» **Data provided**

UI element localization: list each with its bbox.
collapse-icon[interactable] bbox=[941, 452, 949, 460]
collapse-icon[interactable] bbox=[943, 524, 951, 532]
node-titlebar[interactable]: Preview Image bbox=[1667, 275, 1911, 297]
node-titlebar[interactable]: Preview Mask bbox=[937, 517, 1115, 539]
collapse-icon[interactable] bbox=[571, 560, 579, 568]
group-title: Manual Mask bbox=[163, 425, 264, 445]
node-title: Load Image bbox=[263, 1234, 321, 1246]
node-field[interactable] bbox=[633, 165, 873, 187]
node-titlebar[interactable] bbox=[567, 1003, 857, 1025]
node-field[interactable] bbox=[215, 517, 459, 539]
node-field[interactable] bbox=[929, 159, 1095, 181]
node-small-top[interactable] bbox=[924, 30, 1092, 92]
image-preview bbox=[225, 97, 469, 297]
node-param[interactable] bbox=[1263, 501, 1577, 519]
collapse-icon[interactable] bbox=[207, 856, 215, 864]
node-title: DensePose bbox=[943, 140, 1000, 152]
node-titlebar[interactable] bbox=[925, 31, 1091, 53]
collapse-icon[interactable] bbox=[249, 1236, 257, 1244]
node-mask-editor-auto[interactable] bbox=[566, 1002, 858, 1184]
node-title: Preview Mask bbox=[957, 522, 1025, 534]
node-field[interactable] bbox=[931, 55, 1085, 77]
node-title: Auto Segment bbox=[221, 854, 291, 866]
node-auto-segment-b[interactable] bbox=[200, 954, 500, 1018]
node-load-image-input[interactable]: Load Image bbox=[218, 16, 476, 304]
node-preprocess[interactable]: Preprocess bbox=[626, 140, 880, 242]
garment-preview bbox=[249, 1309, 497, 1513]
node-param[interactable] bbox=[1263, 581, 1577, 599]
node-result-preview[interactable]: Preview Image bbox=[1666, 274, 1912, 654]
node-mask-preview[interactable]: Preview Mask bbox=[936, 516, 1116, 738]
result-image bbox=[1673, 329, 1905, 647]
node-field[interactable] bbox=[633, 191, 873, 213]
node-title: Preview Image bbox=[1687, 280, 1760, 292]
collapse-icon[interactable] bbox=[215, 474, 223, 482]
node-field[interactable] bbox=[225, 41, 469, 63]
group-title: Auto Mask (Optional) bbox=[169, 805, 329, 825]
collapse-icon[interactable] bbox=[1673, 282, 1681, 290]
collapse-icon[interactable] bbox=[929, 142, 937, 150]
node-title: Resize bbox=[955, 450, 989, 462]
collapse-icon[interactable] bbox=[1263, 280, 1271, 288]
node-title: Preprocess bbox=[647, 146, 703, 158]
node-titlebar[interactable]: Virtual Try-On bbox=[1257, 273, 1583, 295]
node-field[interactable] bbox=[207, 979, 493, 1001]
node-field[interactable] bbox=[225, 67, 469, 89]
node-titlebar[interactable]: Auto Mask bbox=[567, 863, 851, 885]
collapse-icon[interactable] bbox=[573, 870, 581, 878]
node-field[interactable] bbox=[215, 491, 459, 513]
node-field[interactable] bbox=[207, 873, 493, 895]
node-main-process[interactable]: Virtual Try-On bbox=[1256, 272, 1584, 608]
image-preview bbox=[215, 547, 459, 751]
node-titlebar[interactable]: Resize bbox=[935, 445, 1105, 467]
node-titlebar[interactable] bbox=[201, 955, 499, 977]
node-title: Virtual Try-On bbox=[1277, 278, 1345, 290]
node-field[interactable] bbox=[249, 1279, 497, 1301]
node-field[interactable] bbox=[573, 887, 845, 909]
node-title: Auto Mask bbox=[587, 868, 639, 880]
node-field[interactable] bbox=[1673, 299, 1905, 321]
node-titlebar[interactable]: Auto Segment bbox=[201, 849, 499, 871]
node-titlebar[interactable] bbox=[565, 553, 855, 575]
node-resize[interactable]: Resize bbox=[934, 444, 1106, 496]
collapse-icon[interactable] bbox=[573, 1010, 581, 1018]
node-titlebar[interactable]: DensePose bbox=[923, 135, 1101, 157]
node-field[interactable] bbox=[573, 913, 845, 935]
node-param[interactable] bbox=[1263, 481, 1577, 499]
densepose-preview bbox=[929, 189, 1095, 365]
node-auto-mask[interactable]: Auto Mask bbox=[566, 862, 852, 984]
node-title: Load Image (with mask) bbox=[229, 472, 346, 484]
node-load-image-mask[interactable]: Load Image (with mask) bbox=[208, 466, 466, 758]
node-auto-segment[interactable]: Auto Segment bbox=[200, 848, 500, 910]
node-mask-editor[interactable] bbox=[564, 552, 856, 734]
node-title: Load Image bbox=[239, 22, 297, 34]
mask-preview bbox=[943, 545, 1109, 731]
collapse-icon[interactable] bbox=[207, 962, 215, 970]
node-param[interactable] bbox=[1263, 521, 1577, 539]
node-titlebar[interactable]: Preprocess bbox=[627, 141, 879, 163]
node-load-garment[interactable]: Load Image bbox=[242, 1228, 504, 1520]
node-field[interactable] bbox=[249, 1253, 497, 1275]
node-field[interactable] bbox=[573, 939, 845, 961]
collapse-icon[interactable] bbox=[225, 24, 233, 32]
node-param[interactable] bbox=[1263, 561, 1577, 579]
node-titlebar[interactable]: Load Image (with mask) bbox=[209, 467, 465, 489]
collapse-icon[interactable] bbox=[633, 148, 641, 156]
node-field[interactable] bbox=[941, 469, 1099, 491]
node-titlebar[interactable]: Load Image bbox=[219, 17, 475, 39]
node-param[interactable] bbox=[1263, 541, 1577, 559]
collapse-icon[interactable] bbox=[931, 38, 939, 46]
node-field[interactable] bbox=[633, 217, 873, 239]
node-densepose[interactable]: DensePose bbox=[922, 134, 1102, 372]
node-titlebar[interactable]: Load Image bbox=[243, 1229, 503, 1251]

» **Task directions**
Count the lines of the listing that contain the word "Resize", matching case exactly. Reply with only the number.

» **Answer for this exercise**
3